→ Information supplied
┌──

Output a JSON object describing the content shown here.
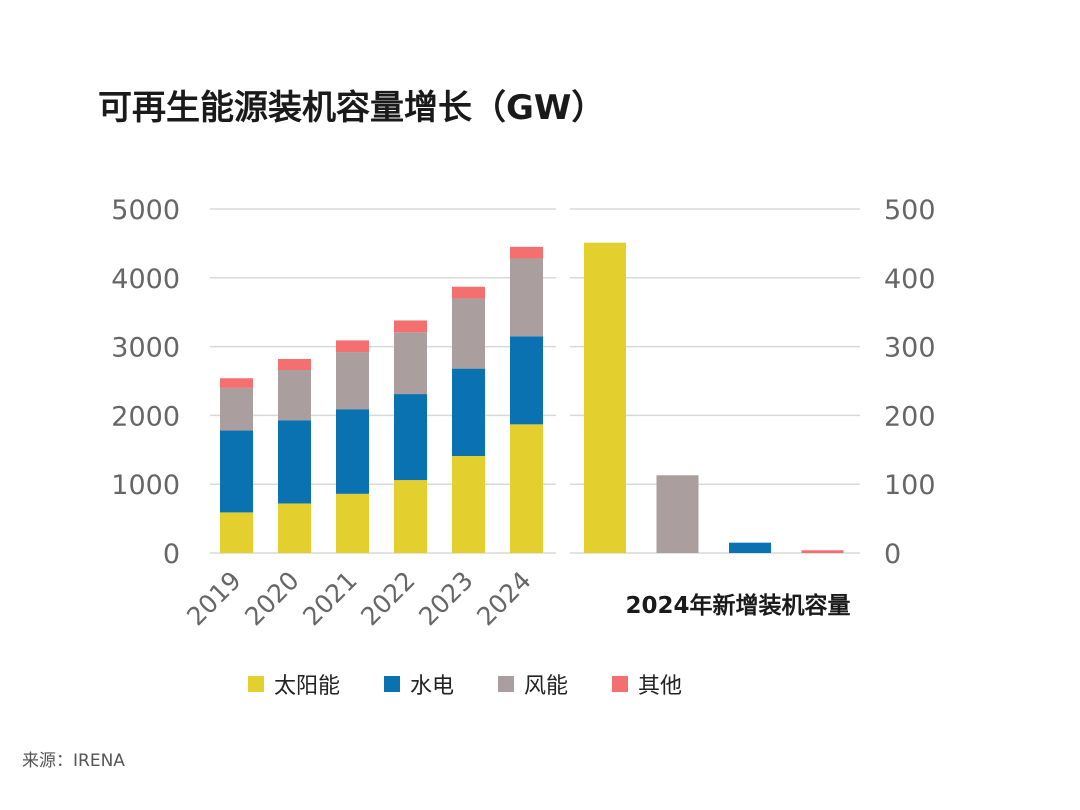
{
  "title": "可再生能源装机容量增长（GW）",
  "source": "来源：IRENA",
  "colors": {
    "solar": "#e3cf2e",
    "hydro": "#0a72b0",
    "wind": "#aa9e9e",
    "other": "#f47070",
    "grid": "#d9d9d9",
    "axis_text": "#666666"
  },
  "chart_data": [
    {
      "type": "bar",
      "stacked": true,
      "categories": [
        "2019",
        "2020",
        "2021",
        "2022",
        "2023",
        "2024"
      ],
      "series": [
        {
          "name": "太阳能",
          "values": [
            590,
            720,
            860,
            1060,
            1410,
            1870
          ]
        },
        {
          "name": "水电",
          "values": [
            1190,
            1210,
            1230,
            1250,
            1270,
            1280
          ]
        },
        {
          "name": "风能",
          "values": [
            620,
            730,
            830,
            900,
            1020,
            1130
          ]
        },
        {
          "name": "其他",
          "values": [
            140,
            160,
            170,
            170,
            170,
            170
          ]
        }
      ],
      "ylim": [
        0,
        5000
      ],
      "yticks": [
        0,
        1000,
        2000,
        3000,
        4000,
        5000
      ],
      "grid": true
    },
    {
      "type": "bar",
      "categories": [
        "太阳能",
        "风能",
        "水电",
        "其他"
      ],
      "values": [
        451,
        113,
        15,
        4
      ],
      "xlabel": "2024年新增装机容量",
      "ylim": [
        0,
        500
      ],
      "yticks": [
        0,
        100,
        200,
        300,
        400,
        500
      ],
      "grid": true
    }
  ],
  "legend": [
    {
      "label": "太阳能",
      "color": "#e3cf2e"
    },
    {
      "label": "水电",
      "color": "#0a72b0"
    },
    {
      "label": "风能",
      "color": "#aa9e9e"
    },
    {
      "label": "其他",
      "color": "#f47070"
    }
  ]
}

└──

→ What the task requires
Strip out the images, then output the records above word for word.

→ Output
Output a JSON object describing the content shown here.
{
  "title": "可再生能源装机容量增长（GW）",
  "source": "来源：IRENA",
  "colors": {
    "solar": "#e3cf2e",
    "hydro": "#0a72b0",
    "wind": "#aa9e9e",
    "other": "#f47070",
    "grid": "#d9d9d9",
    "axis_text": "#666666"
  },
  "chart_data": [
    {
      "type": "bar",
      "stacked": true,
      "categories": [
        "2019",
        "2020",
        "2021",
        "2022",
        "2023",
        "2024"
      ],
      "series": [
        {
          "name": "太阳能",
          "values": [
            590,
            720,
            860,
            1060,
            1410,
            1870
          ]
        },
        {
          "name": "水电",
          "values": [
            1190,
            1210,
            1230,
            1250,
            1270,
            1280
          ]
        },
        {
          "name": "风能",
          "values": [
            620,
            730,
            830,
            900,
            1020,
            1130
          ]
        },
        {
          "name": "其他",
          "values": [
            140,
            160,
            170,
            170,
            170,
            170
          ]
        }
      ],
      "ylim": [
        0,
        5000
      ],
      "yticks": [
        0,
        1000,
        2000,
        3000,
        4000,
        5000
      ],
      "grid": true
    },
    {
      "type": "bar",
      "categories": [
        "太阳能",
        "风能",
        "水电",
        "其他"
      ],
      "values": [
        451,
        113,
        15,
        4
      ],
      "xlabel": "2024年新增装机容量",
      "ylim": [
        0,
        500
      ],
      "yticks": [
        0,
        100,
        200,
        300,
        400,
        500
      ],
      "grid": true
    }
  ],
  "legend": [
    {
      "label": "太阳能",
      "color": "#e3cf2e"
    },
    {
      "label": "水电",
      "color": "#0a72b0"
    },
    {
      "label": "风能",
      "color": "#aa9e9e"
    },
    {
      "label": "其他",
      "color": "#f47070"
    }
  ]
}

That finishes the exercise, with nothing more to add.